- _SOURCE DOCUMENT_:
# # # #

I initially wrote the drawing methods using Windows GDI+ (System.Drawing), and performance is pretty good until I reach about 3,000 elements on screen at any given time. The screen must be updated any time the user pans, zooms, draws new elements, deletes elements, moves, rotates, etc. Now, in order to improve efficiency, I utilize a quad tree data structure to store my elements, and I only draw elements that actually fall within the bounds of the control window. This helped significantly when zoomed in, but obviously, when fully zoomed out and displaying all elements, it makes no difference. I also use a timer and tick events to update the screen at the refresh rate (60 Hz), so I'm not trying to update thousands of times per second or on every mouse event.
This is my first time programming with DirectX and Direct2D, so I'm definitely learning here. That being said, I've spent days reviewing tutorials, examples, and forums, and could not find much that helped. I've tried a dozen different methods of drawing, pre-processing, multi-threading, etc. My code is below
Code to Loop Through and Draw Elements
List<IDrawingElement> elementsInBounds = GetElementsInDraftingWindow();
_d2dContainer.Target.BeginDraw();
_d2dContainer.Target.Clear(ColorD2D.FromKnown(Colors.White, 1));
if (elementsInBounds.Count > 0)
{
Stopwatch watch = new Stopwatch();
watch.Start();
#region Using Drawing Element DrawDX Method
foreach (IDrawingElement elem in elementsInBounds)
{
elem.DrawDX(ref _d2dContainer.Target, ref _d2dContainer.Factory, ZeroPoint, DrawingScale, _selectedElementBrush, _selectedElementPointBrush);
}
#endregion
watch.Stop();
double drawingTime = watch.ElapsedMilliseconds;
Console.WriteLine("DirectX drawing time = " + drawingTime);
watch.Reset();
watch.Start();
Matrix3x2 scale = Matrix3x2.Scale(new SizeFD2D((float)DrawingScale, (float)DrawingScale), new PointFD2D(0, 0));
Matrix3x2 translate = Matrix3x2.Translation((float)ZeroPoint.X, (float)ZeroPoint.Y);
_d2dContainer.Target.Transform = scale * translate;
watch.Stop();
double transformTime = watch.ElapsedMilliseconds;
Console.WriteLine("DirectX transform time = " + transformTime);
}
DrawDX Function for Polygon
public override void DrawDX(ref WindowRenderTarget rt, ref Direct2DFactory fac, Point zeroPoint, double drawingScale, SolidColorBrush selectedLineBrush, SolidColorBrush selectedPointBrush)
{
if (_pathGeometry == null)
{
CreatePathGeometry(ref fac);
}
float brushWidth = (float)(Layer.Width / (drawingScale));
brushWidth = (float)(brushWidth * 2);
if (Selected == false)
{
rt.DrawGeometry(Layer.Direct2DBrush, brushWidth, _pathGeometry);
//Note that _pathGeometry is a PathGeometry
}
else
{
rt.DrawGeometry(selectedLineBrush, brushWidth, _pathGeometry);
}
}
Code to Create Direct2D Factory & Render Target
private void CreateD2DResources(float dpiX, float dpiY)

# # # #

- _EXTRACTED RECORDS_:
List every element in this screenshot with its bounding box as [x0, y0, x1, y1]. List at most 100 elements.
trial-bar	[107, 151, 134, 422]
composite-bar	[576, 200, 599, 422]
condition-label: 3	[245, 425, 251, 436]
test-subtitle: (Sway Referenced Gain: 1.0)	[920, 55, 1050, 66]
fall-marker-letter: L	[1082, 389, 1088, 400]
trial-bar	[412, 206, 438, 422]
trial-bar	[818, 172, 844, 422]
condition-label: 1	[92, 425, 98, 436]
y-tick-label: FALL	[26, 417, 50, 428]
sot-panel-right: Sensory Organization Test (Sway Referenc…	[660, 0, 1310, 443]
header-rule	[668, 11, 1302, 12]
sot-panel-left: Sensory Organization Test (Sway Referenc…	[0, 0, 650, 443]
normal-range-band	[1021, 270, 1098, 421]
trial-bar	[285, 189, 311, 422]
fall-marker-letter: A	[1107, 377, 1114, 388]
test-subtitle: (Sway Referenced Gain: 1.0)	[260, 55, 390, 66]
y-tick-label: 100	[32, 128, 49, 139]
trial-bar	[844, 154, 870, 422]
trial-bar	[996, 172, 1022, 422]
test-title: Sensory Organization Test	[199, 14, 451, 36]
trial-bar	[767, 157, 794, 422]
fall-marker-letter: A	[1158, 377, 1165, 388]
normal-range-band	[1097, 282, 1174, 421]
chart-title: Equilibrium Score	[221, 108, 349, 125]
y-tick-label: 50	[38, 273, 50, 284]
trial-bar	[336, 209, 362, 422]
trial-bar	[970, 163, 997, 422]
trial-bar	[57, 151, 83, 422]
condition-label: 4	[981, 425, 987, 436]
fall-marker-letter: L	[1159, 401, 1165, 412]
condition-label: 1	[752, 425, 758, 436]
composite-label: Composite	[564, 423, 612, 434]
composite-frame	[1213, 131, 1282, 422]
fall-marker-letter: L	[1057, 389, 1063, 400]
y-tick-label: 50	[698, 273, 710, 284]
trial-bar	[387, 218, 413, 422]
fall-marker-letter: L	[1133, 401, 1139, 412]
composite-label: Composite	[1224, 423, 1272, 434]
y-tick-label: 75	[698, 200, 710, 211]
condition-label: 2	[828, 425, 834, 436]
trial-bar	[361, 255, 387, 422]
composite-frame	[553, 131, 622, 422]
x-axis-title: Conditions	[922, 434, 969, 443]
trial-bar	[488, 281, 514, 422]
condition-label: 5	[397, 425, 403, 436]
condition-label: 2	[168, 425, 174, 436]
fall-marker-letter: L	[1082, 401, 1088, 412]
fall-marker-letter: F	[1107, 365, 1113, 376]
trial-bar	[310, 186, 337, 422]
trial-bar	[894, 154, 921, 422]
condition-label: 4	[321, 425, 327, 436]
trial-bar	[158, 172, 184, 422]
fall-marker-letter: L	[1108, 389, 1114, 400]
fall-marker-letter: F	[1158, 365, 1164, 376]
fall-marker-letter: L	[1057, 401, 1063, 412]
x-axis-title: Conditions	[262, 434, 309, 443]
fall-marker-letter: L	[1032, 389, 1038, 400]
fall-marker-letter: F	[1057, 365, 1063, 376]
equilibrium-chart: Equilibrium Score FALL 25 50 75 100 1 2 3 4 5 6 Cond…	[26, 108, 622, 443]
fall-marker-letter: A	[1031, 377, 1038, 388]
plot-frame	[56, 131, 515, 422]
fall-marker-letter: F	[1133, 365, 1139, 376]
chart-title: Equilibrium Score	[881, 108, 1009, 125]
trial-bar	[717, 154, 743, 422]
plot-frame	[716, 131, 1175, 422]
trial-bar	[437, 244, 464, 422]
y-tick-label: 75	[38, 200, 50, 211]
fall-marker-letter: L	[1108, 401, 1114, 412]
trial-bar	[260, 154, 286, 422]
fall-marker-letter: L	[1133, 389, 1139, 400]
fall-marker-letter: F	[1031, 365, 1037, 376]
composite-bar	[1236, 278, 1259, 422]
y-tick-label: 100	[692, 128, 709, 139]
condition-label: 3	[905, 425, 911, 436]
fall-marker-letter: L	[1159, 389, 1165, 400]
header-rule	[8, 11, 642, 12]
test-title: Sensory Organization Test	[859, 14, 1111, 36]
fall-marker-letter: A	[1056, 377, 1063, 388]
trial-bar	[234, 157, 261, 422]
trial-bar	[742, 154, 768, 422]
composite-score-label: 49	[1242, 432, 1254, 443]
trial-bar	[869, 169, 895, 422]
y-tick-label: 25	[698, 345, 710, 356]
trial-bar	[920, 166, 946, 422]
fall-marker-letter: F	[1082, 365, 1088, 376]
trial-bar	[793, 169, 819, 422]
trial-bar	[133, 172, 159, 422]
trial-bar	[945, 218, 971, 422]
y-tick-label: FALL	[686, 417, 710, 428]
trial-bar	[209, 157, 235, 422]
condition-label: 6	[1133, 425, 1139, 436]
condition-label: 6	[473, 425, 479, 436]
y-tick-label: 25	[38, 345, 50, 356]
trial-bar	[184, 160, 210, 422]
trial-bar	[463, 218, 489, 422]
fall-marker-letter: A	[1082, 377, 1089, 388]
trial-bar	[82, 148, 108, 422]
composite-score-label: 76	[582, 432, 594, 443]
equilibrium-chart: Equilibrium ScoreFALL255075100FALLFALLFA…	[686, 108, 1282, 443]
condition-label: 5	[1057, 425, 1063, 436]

# # # #

- _REQUIREMENT 1_: In the post about Direct2D drawing performance, at about how many on-screen elements does performance with Windows GDI+ stop being good?
- _REQUIREMENT 2_: Extend the post on Direct2D drawing performance, picking up right after its final line.

- _EXERCISE ANSWER 1_: About 3,000 elements

- _EXERCISE ANSWER 2_:
{
Factory = Direct2DFactory.CreateFactory(FactoryType.SingleThreaded, DebugLevel.None, FactoryVersion.Auto);
RenderTargetProperties props = new RenderTargetProperties(
RenderTargetType.Default, new PixelFormat(DxgiFormat.B8G8R8A8_UNORM,
AlphaMode.Premultiplied), dpiX, dpiY, RenderTargetUsage.None, FeatureLevel.Default);
Target = Factory.CreateWindowRenderTarget(_targetPanel, PresentOptions.None, props);
Target.AntialiasMode = AntialiasMode.Aliased;
if (_selectionBoxLeftStrokeStyle != null)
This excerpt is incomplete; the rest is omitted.